Extracted records:
——————————

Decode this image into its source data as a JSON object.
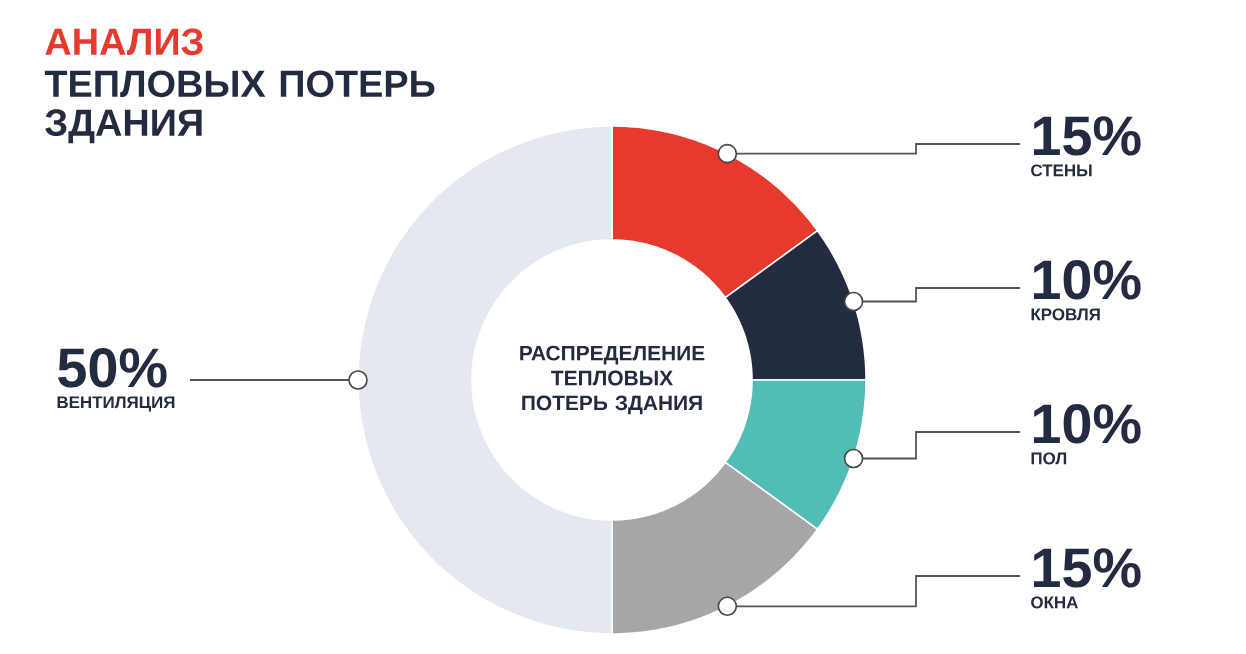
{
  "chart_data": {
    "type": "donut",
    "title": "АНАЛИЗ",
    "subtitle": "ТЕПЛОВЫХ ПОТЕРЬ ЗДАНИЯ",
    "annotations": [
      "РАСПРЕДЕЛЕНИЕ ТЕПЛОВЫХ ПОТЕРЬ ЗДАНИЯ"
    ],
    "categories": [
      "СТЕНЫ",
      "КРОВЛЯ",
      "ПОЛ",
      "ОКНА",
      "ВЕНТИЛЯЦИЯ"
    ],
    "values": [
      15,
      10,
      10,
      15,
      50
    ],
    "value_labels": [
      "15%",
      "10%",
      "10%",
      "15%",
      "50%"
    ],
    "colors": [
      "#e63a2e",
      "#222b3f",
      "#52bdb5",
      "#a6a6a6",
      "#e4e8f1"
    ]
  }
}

——————————

TASK DETAILS :: Repeat the entries exactly and keep the pictures out of the copy.

RESULT OF THIS EXERCISE ::
Decode this image into its source data as a JSON object.
{
  "chart_data": {
    "type": "donut",
    "title": "АНАЛИЗ",
    "subtitle": "ТЕПЛОВЫХ ПОТЕРЬ ЗДАНИЯ",
    "annotations": [
      "РАСПРЕДЕЛЕНИЕ ТЕПЛОВЫХ ПОТЕРЬ ЗДАНИЯ"
    ],
    "categories": [
      "СТЕНЫ",
      "КРОВЛЯ",
      "ПОЛ",
      "ОКНА",
      "ВЕНТИЛЯЦИЯ"
    ],
    "values": [
      15,
      10,
      10,
      15,
      50
    ],
    "value_labels": [
      "15%",
      "10%",
      "10%",
      "15%",
      "50%"
    ],
    "colors": [
      "#e63a2e",
      "#222b3f",
      "#52bdb5",
      "#a6a6a6",
      "#e4e8f1"
    ]
  }
}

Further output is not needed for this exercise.